* start MATERIAL SUPPLIED *

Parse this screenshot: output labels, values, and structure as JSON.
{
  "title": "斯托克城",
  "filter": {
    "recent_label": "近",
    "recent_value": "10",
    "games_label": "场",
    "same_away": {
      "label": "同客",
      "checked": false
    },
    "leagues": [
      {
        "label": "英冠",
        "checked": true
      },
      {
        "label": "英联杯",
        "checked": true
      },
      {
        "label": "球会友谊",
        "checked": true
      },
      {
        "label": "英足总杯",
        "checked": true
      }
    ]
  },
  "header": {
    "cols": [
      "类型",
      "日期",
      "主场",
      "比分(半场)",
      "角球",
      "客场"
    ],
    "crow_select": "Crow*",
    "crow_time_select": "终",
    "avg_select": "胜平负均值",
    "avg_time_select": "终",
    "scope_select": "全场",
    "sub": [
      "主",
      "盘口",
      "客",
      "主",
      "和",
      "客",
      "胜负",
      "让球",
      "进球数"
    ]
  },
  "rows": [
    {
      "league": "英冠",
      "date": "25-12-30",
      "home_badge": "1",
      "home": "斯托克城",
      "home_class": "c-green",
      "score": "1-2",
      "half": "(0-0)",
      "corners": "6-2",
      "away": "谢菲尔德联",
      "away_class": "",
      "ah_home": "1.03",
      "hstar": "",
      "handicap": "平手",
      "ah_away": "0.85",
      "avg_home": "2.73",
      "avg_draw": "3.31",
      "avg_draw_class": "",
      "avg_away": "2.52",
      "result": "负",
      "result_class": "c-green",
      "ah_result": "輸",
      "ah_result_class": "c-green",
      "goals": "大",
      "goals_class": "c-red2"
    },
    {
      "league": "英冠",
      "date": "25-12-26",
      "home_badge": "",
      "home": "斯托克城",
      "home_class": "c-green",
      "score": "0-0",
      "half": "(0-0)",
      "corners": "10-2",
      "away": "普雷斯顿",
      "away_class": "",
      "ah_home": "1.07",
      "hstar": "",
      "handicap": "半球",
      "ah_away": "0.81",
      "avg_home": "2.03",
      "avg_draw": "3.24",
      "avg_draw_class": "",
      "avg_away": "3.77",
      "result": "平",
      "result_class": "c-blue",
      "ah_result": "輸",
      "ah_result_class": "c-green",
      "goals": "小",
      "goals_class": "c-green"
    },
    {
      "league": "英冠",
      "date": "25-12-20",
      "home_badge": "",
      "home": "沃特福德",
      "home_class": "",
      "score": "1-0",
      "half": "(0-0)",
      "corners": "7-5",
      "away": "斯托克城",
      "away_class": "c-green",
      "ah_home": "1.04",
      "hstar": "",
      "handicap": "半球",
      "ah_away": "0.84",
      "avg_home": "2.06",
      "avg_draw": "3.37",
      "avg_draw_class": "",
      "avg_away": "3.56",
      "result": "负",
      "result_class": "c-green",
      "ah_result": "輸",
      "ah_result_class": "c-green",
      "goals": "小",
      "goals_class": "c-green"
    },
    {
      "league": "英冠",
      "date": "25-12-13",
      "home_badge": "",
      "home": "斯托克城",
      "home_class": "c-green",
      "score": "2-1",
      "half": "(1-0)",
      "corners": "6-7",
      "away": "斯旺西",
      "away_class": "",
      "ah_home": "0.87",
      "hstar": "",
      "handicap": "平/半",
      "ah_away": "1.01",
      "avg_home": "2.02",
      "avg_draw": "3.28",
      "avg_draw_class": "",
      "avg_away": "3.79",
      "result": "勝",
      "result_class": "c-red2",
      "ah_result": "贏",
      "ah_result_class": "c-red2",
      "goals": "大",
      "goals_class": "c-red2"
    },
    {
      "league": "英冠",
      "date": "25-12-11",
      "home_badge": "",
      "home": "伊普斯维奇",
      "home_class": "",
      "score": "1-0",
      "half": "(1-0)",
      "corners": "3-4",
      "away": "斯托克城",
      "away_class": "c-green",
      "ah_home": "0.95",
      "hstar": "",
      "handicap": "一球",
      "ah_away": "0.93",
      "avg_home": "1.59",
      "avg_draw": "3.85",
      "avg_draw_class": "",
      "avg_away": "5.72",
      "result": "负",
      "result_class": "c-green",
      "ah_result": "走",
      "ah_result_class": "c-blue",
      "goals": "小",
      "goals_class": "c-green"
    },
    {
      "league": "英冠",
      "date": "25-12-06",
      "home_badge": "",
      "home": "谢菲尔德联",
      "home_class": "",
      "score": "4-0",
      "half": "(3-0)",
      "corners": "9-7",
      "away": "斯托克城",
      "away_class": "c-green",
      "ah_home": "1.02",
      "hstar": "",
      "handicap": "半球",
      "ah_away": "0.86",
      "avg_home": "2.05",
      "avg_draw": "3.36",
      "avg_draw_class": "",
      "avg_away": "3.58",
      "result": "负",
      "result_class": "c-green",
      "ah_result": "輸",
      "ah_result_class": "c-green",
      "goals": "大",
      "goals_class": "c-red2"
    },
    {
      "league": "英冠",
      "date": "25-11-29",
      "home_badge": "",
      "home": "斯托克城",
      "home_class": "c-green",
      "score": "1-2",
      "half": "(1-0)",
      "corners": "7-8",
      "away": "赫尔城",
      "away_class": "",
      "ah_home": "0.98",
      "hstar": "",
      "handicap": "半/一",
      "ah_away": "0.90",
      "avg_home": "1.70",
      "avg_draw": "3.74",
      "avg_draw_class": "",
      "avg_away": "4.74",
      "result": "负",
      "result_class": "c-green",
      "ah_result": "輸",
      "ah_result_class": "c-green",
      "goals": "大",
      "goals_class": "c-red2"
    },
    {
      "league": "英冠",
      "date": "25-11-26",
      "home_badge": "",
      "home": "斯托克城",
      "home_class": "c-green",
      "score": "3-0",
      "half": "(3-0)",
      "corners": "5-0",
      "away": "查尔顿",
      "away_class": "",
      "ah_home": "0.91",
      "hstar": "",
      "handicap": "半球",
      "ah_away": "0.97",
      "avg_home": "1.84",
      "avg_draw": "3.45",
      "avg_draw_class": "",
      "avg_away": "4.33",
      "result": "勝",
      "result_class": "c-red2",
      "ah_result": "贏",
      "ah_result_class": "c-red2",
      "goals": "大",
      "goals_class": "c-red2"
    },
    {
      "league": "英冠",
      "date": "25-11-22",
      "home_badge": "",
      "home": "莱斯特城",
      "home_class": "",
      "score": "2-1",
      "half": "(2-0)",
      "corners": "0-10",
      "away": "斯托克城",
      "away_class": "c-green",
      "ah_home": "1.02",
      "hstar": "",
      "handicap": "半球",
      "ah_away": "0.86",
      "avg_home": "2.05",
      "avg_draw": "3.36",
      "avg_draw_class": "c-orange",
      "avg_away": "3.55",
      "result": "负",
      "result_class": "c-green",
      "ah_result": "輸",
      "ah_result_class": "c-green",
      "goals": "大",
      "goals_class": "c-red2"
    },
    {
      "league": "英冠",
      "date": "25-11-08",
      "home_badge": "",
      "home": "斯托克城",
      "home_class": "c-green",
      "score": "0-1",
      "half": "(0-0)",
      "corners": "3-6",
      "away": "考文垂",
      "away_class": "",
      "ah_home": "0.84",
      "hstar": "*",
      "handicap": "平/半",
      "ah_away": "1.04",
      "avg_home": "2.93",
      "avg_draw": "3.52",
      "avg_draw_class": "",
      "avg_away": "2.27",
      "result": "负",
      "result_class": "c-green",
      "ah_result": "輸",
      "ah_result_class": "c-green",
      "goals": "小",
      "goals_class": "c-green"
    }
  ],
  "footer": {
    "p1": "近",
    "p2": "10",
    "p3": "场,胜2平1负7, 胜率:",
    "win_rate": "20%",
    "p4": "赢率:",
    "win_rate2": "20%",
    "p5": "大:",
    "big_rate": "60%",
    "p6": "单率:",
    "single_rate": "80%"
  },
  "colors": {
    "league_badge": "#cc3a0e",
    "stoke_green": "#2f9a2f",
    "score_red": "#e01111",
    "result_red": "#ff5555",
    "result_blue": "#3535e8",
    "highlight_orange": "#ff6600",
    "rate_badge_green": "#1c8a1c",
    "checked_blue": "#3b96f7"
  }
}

* end MATERIAL SUPPLIED *

YOUR GOAL: Using the entries above, find all lines with "date". Copy them.

FULL OUTPUT:
      "date": "25-12-30",
      "date": "25-12-26",
      "date": "25-12-20",
      "date": "25-12-13",
      "date": "25-12-11",
      "date": "25-12-06",
      "date": "25-11-29",
      "date": "25-11-26",
      "date": "25-11-22",
      "date": "25-11-08",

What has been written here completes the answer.